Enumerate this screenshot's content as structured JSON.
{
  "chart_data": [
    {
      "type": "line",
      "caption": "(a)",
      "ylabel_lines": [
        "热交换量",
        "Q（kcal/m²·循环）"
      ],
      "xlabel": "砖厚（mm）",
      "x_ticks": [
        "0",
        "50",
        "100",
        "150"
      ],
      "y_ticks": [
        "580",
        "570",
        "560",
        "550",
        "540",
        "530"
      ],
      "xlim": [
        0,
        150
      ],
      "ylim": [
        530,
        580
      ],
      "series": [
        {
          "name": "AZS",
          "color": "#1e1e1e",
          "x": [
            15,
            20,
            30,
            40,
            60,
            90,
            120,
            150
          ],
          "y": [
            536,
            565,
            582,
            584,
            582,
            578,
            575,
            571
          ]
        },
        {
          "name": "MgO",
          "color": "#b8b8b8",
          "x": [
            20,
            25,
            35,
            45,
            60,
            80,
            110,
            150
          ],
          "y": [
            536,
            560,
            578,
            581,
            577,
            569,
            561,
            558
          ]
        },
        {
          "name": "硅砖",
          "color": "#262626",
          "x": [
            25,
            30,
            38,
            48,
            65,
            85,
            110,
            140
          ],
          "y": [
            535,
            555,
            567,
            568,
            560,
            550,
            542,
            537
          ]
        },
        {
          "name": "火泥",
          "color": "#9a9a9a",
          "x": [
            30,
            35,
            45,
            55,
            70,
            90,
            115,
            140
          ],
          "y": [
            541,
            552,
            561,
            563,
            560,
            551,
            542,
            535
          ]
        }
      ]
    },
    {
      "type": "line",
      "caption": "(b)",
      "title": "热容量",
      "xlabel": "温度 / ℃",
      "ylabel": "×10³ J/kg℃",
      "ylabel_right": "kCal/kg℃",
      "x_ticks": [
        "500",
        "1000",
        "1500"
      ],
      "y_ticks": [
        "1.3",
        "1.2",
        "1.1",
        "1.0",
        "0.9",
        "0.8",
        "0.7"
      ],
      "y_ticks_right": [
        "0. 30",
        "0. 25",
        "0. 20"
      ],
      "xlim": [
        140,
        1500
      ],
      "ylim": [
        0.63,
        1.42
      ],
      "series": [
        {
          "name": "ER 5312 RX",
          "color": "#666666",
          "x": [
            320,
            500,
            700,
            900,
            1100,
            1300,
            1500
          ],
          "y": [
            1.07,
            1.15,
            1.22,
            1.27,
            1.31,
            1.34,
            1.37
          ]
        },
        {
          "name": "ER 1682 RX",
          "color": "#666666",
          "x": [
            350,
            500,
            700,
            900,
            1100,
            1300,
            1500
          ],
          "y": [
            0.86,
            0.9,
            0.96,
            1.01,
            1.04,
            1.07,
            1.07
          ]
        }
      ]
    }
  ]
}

#####

(Task objective): State how many lines in the entries above include the word "color"; reply with the number alone.

(Exercise output): 6